**Aim of the task**
Give every line of the material again, exactly as written.

**Listed entries**
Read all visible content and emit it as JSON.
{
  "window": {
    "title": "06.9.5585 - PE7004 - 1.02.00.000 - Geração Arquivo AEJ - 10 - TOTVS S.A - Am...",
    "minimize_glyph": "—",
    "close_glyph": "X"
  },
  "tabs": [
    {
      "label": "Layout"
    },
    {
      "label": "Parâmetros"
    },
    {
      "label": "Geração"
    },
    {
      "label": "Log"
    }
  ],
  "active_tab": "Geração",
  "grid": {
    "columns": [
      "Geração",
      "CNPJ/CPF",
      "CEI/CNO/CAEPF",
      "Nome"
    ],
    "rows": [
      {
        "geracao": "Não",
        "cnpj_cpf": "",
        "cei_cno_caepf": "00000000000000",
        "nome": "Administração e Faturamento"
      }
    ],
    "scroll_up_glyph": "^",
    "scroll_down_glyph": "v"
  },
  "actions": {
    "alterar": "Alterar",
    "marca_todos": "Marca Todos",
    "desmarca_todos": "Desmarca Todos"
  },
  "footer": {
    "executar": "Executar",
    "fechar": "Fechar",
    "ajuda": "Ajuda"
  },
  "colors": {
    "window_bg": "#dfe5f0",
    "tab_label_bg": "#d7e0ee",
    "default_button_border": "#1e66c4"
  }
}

**Answer below**
Read all visible content and emit it as JSON.
{
  "window": {
    "title": "06.9.5585 - PE7004 - 1.02.00.000 - Geração Arquivo AEJ - 10 - TOTVS S.A - Am...",
    "minimize_glyph": "—",
    "close_glyph": "X"
  },
  "tabs": [
    {
      "label": "Layout"
    },
    {
      "label": "Parâmetros"
    },
    {
      "label": "Geração"
    },
    {
      "label": "Log"
    }
  ],
  "active_tab": "Geração",
  "grid": {
    "columns": [
      "Geração",
      "CNPJ/CPF",
      "CEI/CNO/CAEPF",
      "Nome"
    ],
    "rows": [
      {
        "geracao": "Não",
        "cnpj_cpf": "",
        "cei_cno_caepf": "00000000000000",
        "nome": "Administração e Faturamento"
      }
    ],
    "scroll_up_glyph": "^",
    "scroll_down_glyph": "v"
  },
  "actions": {
    "alterar": "Alterar",
    "marca_todos": "Marca Todos",
    "desmarca_todos": "Desmarca Todos"
  },
  "footer": {
    "executar": "Executar",
    "fechar": "Fechar",
    "ajuda": "Ajuda"
  },
  "colors": {
    "window_bg": "#dfe5f0",
    "tab_label_bg": "#d7e0ee",
    "default_button_border": "#1e66c4"
  }
}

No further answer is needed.